Start
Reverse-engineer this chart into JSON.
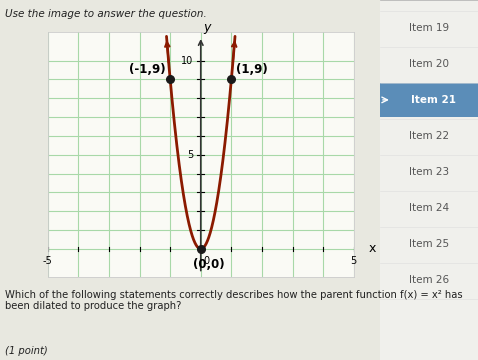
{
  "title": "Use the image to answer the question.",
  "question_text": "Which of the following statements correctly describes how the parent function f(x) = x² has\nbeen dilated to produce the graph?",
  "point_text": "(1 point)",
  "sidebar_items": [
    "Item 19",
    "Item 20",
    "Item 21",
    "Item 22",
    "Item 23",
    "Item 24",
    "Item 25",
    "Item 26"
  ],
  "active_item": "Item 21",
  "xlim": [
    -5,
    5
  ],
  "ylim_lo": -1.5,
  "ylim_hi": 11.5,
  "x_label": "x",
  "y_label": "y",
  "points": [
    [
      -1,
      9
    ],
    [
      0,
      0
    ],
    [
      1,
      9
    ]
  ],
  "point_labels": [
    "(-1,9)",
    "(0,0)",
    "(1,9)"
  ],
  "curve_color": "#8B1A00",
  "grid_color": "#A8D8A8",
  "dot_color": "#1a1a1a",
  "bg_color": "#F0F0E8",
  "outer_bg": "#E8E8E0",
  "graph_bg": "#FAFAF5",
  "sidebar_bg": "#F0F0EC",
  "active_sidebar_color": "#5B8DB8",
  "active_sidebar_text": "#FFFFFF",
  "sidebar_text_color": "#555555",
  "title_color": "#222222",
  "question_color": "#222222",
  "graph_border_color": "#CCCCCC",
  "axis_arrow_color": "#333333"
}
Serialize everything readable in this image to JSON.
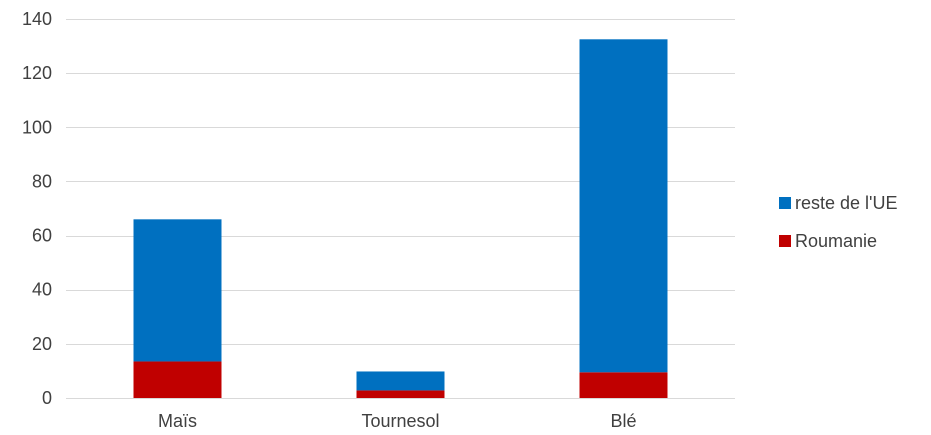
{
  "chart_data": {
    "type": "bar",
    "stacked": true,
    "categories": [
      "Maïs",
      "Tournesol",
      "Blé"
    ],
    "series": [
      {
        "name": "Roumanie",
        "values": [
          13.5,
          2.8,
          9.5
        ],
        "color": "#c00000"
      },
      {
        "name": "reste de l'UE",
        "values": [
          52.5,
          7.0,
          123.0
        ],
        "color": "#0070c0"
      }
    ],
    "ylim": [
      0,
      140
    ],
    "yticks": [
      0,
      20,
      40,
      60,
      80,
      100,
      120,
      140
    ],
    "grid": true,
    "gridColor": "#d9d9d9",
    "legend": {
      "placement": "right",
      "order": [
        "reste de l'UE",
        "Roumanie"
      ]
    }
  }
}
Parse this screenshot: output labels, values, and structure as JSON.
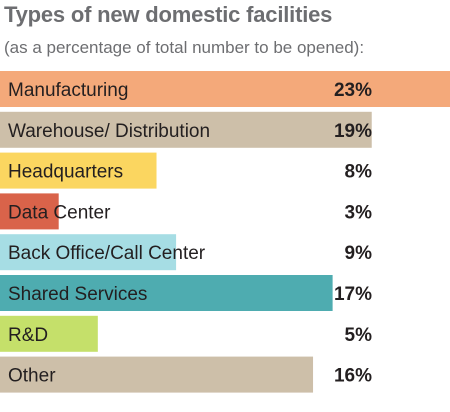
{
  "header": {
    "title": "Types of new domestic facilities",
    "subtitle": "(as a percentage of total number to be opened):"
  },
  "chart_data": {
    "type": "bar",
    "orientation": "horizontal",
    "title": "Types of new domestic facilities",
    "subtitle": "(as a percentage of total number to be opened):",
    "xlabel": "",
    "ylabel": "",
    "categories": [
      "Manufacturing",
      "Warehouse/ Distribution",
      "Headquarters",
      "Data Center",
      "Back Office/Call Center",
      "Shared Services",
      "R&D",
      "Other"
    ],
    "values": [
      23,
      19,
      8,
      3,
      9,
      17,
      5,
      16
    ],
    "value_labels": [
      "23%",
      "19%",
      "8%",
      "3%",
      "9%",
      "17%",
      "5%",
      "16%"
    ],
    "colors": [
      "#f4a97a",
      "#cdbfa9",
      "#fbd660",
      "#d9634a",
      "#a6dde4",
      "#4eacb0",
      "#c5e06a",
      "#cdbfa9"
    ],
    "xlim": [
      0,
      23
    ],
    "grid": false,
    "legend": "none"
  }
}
End
▶ What the exercise asks
Leave out the pictures, and give all the records again exactly.

▶ Solution to the problem
Reverse-engineer this chart into JSON.
{
  "title": "Use the image to answer the question.",
  "question_text": "Which of the following statements correctly describes how the parent function f(x) = x² has\nbeen dilated to produce the graph?",
  "point_text": "(1 point)",
  "sidebar_items": [
    "Item 19",
    "Item 20",
    "Item 21",
    "Item 22",
    "Item 23",
    "Item 24",
    "Item 25",
    "Item 26"
  ],
  "active_item": "Item 21",
  "xlim": [
    -5,
    5
  ],
  "ylim_lo": -1.5,
  "ylim_hi": 11.5,
  "x_label": "x",
  "y_label": "y",
  "points": [
    [
      -1,
      9
    ],
    [
      0,
      0
    ],
    [
      1,
      9
    ]
  ],
  "point_labels": [
    "(-1,9)",
    "(0,0)",
    "(1,9)"
  ],
  "curve_color": "#8B1A00",
  "grid_color": "#A8D8A8",
  "dot_color": "#1a1a1a",
  "bg_color": "#F0F0E8",
  "outer_bg": "#E8E8E0",
  "graph_bg": "#FAFAF5",
  "sidebar_bg": "#F0F0EC",
  "active_sidebar_color": "#5B8DB8",
  "active_sidebar_text": "#FFFFFF",
  "sidebar_text_color": "#555555",
  "title_color": "#222222",
  "question_color": "#222222",
  "graph_border_color": "#CCCCCC",
  "axis_arrow_color": "#333333"
}
Serialize everything readable in this image to JSON.
{
  "chart_data": {
    "type": "bar",
    "stacked": true,
    "categories": [
      "Maïs",
      "Tournesol",
      "Blé"
    ],
    "series": [
      {
        "name": "Roumanie",
        "values": [
          13.5,
          2.8,
          9.5
        ],
        "color": "#c00000"
      },
      {
        "name": "reste de l'UE",
        "values": [
          52.5,
          7.0,
          123.0
        ],
        "color": "#0070c0"
      }
    ],
    "ylim": [
      0,
      140
    ],
    "yticks": [
      0,
      20,
      40,
      60,
      80,
      100,
      120,
      140
    ],
    "grid": true,
    "gridColor": "#d9d9d9",
    "legend": {
      "placement": "right",
      "order": [
        "reste de l'UE",
        "Roumanie"
      ]
    }
  }
}
Parse this screenshot: output labels, values, and structure as JSON.
{
  "header": {
    "title": "Types of new domestic facilities",
    "subtitle": "(as a percentage of total number to be opened):"
  },
  "chart_data": {
    "type": "bar",
    "orientation": "horizontal",
    "title": "Types of new domestic facilities",
    "subtitle": "(as a percentage of total number to be opened):",
    "xlabel": "",
    "ylabel": "",
    "categories": [
      "Manufacturing",
      "Warehouse/ Distribution",
      "Headquarters",
      "Data Center",
      "Back Office/Call Center",
      "Shared Services",
      "R&D",
      "Other"
    ],
    "values": [
      23,
      19,
      8,
      3,
      9,
      17,
      5,
      16
    ],
    "value_labels": [
      "23%",
      "19%",
      "8%",
      "3%",
      "9%",
      "17%",
      "5%",
      "16%"
    ],
    "colors": [
      "#f4a97a",
      "#cdbfa9",
      "#fbd660",
      "#d9634a",
      "#a6dde4",
      "#4eacb0",
      "#c5e06a",
      "#cdbfa9"
    ],
    "xlim": [
      0,
      23
    ],
    "grid": false,
    "legend": "none"
  }
}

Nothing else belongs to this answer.